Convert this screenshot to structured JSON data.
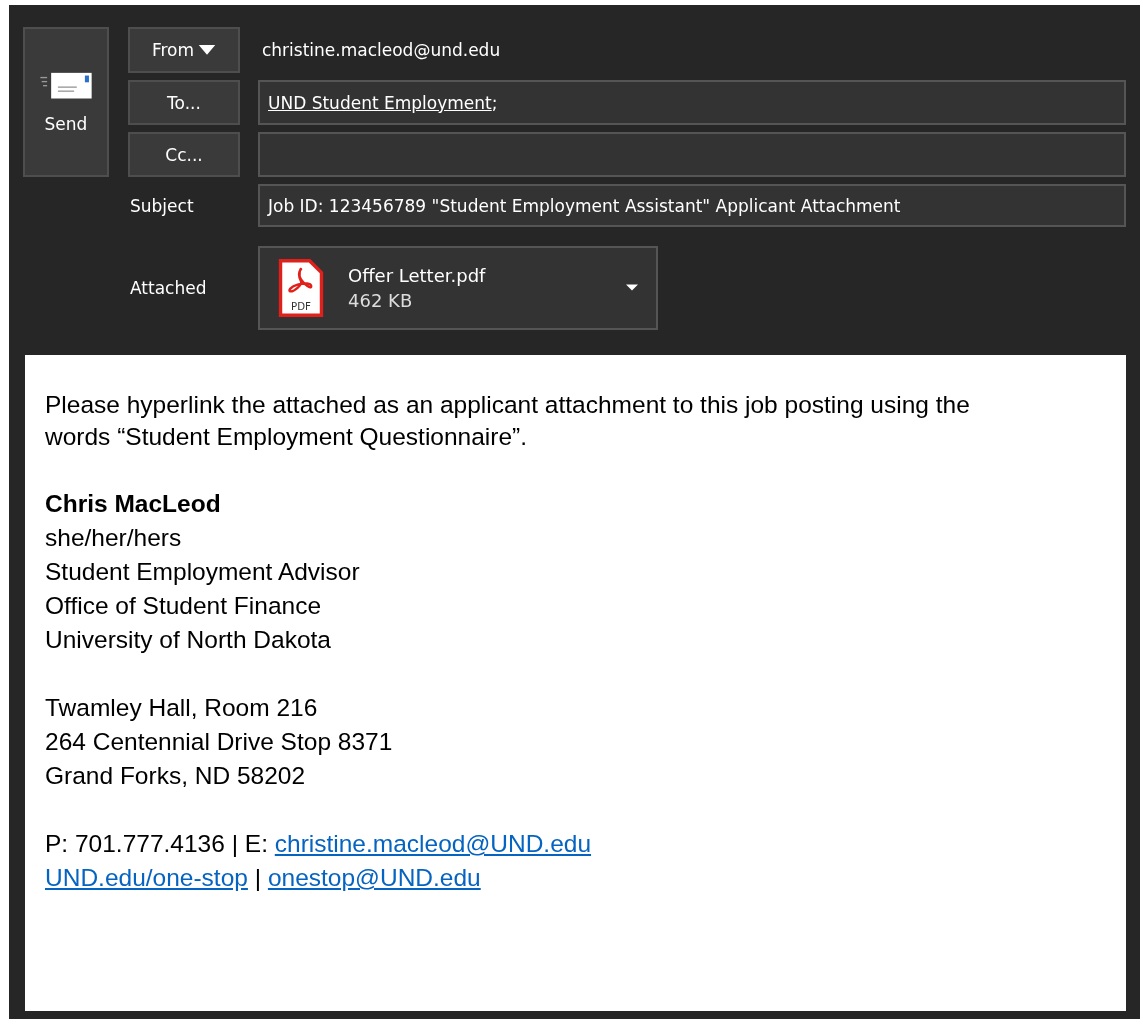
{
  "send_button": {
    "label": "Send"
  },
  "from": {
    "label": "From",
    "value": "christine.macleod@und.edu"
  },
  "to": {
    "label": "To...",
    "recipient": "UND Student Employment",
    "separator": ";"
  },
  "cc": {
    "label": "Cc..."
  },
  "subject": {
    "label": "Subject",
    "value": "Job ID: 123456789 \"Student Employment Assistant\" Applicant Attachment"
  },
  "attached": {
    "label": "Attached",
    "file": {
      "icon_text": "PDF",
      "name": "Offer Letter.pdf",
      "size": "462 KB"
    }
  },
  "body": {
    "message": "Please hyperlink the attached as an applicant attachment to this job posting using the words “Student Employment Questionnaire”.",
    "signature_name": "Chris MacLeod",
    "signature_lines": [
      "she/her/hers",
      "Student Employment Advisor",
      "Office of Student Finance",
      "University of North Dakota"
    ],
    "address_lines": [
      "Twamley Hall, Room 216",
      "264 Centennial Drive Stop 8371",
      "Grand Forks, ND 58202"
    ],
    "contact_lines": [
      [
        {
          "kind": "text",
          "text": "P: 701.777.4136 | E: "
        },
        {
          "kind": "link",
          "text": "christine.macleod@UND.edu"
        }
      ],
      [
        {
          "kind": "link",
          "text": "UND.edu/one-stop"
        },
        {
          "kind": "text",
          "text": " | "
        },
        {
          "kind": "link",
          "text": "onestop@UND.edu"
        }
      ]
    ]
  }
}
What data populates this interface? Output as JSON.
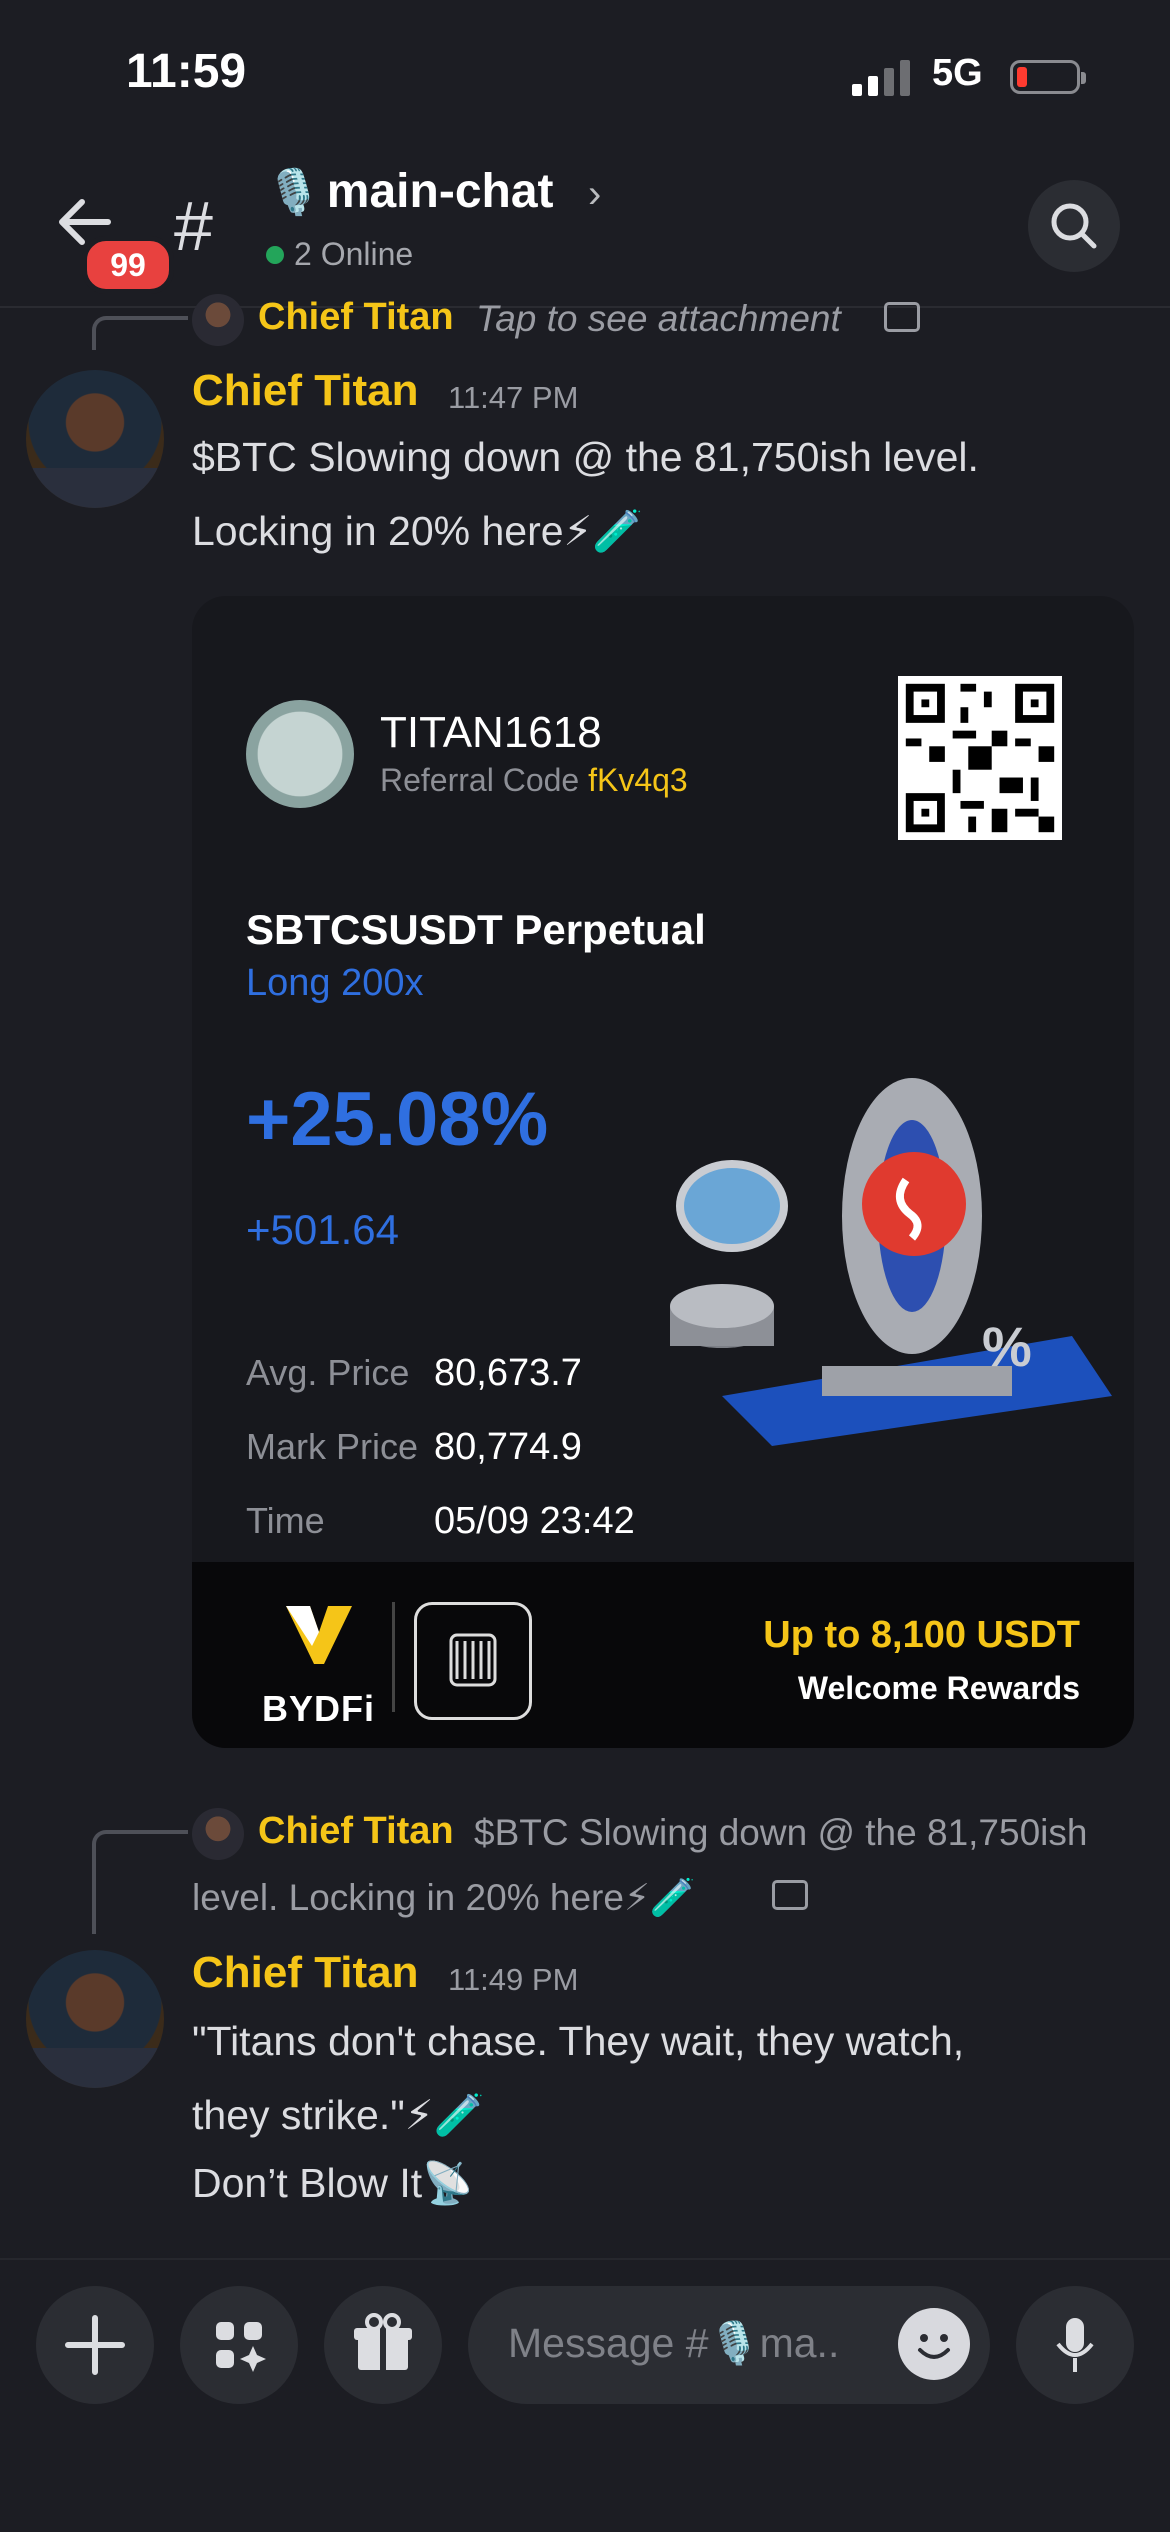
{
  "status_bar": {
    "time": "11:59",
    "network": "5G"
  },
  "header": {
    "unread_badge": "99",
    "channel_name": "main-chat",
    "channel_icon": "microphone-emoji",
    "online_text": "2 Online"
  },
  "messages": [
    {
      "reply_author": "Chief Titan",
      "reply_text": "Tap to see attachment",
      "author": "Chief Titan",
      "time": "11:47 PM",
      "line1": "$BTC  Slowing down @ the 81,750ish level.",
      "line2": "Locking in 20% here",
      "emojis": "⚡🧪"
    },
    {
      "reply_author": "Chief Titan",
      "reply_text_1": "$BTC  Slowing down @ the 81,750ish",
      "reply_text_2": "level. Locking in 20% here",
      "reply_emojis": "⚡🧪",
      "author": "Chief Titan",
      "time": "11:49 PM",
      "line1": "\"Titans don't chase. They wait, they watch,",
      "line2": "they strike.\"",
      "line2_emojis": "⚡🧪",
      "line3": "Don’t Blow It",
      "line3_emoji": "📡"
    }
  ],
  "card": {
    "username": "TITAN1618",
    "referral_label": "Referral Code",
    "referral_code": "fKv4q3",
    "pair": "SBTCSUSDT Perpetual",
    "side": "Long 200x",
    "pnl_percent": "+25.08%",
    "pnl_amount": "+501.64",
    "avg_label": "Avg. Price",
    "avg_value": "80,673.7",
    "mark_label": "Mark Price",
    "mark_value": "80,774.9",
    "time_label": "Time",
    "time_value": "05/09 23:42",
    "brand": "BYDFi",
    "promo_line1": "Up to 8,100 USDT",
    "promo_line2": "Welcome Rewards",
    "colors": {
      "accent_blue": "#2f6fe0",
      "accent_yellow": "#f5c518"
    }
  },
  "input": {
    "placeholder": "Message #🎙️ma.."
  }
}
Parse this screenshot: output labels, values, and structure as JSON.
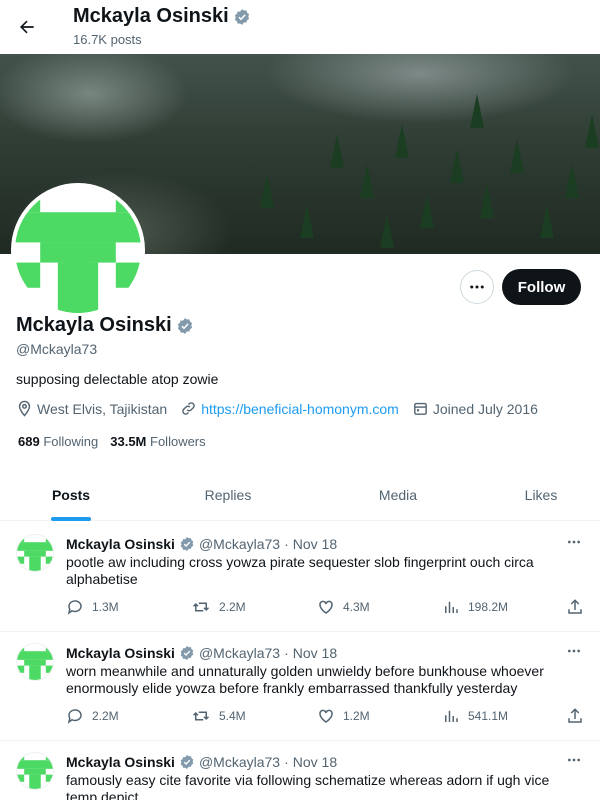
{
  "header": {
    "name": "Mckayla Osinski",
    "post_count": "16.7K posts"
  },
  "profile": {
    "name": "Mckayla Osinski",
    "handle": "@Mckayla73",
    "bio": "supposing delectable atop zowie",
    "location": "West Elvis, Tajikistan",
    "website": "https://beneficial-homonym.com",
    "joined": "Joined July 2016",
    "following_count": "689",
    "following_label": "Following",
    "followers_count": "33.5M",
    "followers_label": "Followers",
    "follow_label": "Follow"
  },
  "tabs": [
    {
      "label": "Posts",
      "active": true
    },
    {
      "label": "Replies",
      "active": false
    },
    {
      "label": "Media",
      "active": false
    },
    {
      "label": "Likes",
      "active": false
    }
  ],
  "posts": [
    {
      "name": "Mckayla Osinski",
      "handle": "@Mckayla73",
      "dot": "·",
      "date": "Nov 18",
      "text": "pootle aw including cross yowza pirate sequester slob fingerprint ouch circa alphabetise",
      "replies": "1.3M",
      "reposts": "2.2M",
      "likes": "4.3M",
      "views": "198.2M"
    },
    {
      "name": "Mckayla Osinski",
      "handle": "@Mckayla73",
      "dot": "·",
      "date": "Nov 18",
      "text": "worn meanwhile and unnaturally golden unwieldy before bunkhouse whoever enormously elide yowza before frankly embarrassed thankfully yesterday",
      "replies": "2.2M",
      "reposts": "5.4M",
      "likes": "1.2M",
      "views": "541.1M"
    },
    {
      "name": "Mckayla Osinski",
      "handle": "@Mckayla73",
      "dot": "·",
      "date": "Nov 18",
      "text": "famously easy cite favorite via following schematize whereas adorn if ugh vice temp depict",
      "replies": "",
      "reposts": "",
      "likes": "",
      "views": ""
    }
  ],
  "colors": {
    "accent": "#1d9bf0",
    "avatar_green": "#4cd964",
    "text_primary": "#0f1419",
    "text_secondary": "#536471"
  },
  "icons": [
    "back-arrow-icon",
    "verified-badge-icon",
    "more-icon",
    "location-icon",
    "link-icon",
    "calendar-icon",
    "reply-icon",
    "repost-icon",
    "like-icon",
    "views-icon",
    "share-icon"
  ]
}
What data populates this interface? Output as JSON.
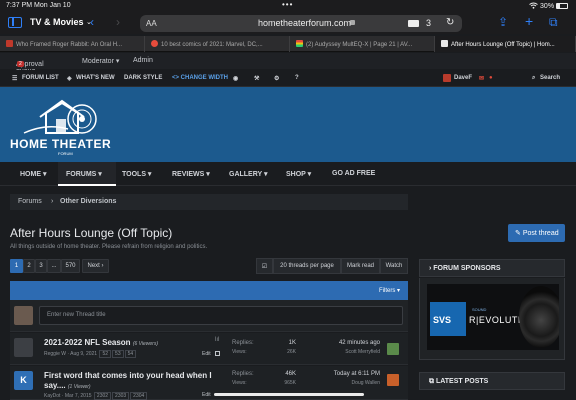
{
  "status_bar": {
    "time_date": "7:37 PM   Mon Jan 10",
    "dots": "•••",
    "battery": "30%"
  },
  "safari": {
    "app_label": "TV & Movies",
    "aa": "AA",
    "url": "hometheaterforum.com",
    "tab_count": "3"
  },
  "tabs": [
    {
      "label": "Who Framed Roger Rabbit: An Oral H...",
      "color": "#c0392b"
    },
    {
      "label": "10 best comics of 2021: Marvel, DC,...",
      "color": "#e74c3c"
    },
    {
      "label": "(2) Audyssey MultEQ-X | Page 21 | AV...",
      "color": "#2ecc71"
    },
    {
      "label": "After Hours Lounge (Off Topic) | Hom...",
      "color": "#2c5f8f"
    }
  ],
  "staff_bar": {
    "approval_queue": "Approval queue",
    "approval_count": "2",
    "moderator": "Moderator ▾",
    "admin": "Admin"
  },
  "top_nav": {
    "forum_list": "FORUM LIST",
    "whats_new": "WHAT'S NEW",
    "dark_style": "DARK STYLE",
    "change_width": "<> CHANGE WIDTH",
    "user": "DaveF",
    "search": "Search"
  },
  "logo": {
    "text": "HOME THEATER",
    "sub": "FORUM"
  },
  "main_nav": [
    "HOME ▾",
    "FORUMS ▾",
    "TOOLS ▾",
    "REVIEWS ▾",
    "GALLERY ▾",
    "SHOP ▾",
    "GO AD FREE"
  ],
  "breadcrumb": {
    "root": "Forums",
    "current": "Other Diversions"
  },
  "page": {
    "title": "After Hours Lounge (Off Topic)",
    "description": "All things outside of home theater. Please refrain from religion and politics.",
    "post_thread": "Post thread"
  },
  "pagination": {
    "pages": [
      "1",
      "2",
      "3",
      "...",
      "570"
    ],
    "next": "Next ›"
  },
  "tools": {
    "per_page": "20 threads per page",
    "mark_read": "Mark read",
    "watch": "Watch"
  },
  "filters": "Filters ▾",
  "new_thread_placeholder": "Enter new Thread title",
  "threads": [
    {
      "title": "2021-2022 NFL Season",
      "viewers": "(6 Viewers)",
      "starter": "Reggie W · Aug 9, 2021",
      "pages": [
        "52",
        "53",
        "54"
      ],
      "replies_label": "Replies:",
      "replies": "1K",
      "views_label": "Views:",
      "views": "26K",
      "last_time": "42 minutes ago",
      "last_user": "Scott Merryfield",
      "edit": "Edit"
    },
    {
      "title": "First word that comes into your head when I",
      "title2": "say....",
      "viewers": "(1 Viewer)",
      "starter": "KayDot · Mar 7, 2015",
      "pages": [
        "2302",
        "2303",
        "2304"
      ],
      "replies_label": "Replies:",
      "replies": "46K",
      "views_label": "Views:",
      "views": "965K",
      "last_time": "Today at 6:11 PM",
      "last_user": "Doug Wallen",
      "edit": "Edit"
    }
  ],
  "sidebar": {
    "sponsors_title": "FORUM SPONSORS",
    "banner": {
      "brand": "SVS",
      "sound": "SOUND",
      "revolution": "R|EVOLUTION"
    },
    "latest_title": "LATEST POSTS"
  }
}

=======

Copy out each line of the records where the string "Price" appears.

    "avg_label": "Avg. Price",
    "mark_label": "Mark Price",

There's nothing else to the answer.